[Start of Supplied information]

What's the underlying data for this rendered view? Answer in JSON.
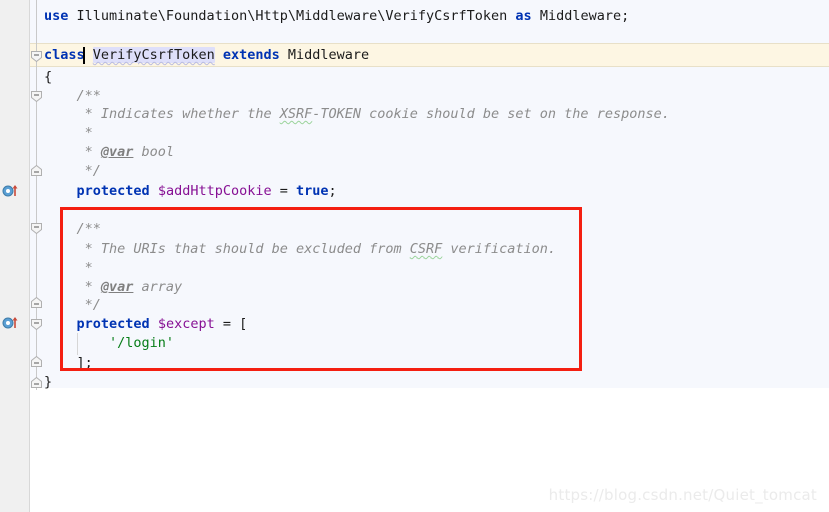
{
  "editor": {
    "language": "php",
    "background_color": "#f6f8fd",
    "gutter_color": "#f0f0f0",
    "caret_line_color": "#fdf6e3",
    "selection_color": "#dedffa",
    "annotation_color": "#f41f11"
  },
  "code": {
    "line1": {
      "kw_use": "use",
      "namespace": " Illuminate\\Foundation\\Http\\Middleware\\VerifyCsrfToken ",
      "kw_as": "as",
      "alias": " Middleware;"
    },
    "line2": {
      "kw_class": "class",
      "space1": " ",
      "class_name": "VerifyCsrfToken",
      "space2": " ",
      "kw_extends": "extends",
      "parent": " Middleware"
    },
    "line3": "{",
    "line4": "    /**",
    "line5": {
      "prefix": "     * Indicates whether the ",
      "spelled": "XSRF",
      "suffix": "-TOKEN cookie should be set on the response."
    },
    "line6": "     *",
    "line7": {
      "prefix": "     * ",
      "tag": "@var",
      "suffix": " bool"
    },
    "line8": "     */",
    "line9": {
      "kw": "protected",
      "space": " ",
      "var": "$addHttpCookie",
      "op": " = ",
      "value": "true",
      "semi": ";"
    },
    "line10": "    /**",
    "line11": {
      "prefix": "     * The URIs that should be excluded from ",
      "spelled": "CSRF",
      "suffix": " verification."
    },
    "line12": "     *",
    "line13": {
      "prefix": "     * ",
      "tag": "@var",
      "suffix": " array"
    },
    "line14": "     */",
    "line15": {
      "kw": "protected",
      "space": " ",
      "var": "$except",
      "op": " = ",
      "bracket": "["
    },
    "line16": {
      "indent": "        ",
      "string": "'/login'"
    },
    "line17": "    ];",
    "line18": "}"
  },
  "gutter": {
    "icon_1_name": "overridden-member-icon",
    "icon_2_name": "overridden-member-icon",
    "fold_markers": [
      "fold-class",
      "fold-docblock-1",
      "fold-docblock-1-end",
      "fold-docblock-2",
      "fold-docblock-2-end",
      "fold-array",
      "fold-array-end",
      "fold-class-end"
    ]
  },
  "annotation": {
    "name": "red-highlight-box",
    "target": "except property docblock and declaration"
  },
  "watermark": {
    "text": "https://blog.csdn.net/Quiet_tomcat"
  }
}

[End of Supplied information]
[Start of Supplied information]

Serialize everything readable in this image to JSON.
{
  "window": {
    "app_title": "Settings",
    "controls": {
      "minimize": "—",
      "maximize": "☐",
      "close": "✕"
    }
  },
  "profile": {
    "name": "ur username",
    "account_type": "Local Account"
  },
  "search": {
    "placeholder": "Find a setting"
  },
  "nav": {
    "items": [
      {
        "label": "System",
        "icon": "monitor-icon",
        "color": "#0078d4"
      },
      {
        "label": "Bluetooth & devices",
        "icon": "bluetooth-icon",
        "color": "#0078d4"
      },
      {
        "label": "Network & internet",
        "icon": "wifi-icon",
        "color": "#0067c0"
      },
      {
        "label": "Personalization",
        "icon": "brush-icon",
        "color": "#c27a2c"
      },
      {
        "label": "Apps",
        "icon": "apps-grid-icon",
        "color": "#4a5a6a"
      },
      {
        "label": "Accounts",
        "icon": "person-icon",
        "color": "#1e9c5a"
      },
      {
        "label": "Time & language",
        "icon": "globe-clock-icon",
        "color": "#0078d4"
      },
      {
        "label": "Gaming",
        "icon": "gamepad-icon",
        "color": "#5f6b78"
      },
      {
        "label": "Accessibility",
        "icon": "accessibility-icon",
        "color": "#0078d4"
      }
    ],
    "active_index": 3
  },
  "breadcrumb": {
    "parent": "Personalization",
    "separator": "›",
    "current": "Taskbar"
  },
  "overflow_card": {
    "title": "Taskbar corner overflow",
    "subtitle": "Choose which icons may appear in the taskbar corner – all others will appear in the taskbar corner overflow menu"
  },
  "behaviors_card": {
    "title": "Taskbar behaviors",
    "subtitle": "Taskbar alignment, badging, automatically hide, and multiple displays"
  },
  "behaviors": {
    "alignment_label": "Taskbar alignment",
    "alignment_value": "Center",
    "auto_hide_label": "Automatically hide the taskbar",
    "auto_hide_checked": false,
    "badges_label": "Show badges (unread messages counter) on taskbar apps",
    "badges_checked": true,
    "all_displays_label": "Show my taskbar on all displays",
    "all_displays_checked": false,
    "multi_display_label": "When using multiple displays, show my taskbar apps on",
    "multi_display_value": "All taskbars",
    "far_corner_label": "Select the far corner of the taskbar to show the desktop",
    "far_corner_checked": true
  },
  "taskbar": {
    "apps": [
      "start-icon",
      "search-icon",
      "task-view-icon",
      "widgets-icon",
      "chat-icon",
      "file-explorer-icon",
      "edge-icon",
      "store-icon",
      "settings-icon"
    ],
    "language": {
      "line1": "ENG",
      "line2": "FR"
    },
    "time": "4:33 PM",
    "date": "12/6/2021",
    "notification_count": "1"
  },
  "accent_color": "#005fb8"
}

[End of Supplied information]

• Problem description: Count how many lines of the listing above include "view" and report that number alone.

• Result of this task: 2